PASSAGE FOR REVIEW ->
========

Please don't mistake the above experiments for medical advice!

Managing Exceptions with ResultTypes

Managing Exceptions with ResultTypes

In this post, we want to briefly review some examples of exception handling, present the ResultTypes package as an alternative and finally, show how these mechanisms can cooperate nicely.

Exceptions in Julia

Julia supports Exceptions with mechanisms well-known from other languages:

A function can throw an exception when facing invalid input or a situation that is in some otherwise unexpected. The caller can then handle the exception by wrapping the function call in a try/catch block. If not handled, the exception will travel upwards on the call stack all the way to the REPL (or even stop the process) and print a stack trace. Julia offers several built-in exception types, one can also define custom Exception types, or simply call the error function as a shortcut to throw an ErrorException with a given message.

HTTP example: GET

Let's use a simple example function that wraps HTTP.get and checks the URL for the transport protocol to demonstrate usage of exceptions.

In [1]:
using HTTP
In [2]:
"GET given URL, if using HTTPS, else throw exception."
function https_get1(url)

========

INFORMATION SHOWN ->

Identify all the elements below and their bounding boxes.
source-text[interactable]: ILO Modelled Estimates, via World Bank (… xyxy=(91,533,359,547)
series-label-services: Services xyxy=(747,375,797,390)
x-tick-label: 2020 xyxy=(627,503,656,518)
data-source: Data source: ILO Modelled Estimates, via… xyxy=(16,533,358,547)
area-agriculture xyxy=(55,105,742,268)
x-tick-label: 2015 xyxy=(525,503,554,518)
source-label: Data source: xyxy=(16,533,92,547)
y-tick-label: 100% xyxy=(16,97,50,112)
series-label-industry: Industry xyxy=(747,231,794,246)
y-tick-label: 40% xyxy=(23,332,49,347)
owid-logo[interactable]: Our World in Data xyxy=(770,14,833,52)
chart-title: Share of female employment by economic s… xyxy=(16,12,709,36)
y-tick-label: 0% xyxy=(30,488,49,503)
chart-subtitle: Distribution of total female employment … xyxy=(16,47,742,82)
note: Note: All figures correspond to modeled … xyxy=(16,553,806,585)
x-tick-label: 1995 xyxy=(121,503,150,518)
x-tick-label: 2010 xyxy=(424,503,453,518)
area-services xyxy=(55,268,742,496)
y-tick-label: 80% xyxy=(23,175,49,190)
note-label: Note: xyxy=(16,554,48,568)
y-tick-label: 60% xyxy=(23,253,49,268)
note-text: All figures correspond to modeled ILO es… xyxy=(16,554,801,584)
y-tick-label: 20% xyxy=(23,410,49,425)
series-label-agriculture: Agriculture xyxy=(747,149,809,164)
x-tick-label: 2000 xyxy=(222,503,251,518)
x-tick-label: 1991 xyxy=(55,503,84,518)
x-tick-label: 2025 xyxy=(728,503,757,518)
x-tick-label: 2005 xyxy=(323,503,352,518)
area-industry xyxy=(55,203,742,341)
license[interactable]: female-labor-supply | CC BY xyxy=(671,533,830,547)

========

PROBLEM STATEMENT -> According to the excerpt on exception handling in Julia, what does calling the error function do? The entries have nothing to do with what you are asked here.

RESULT -> It throws an ErrorException with a given message.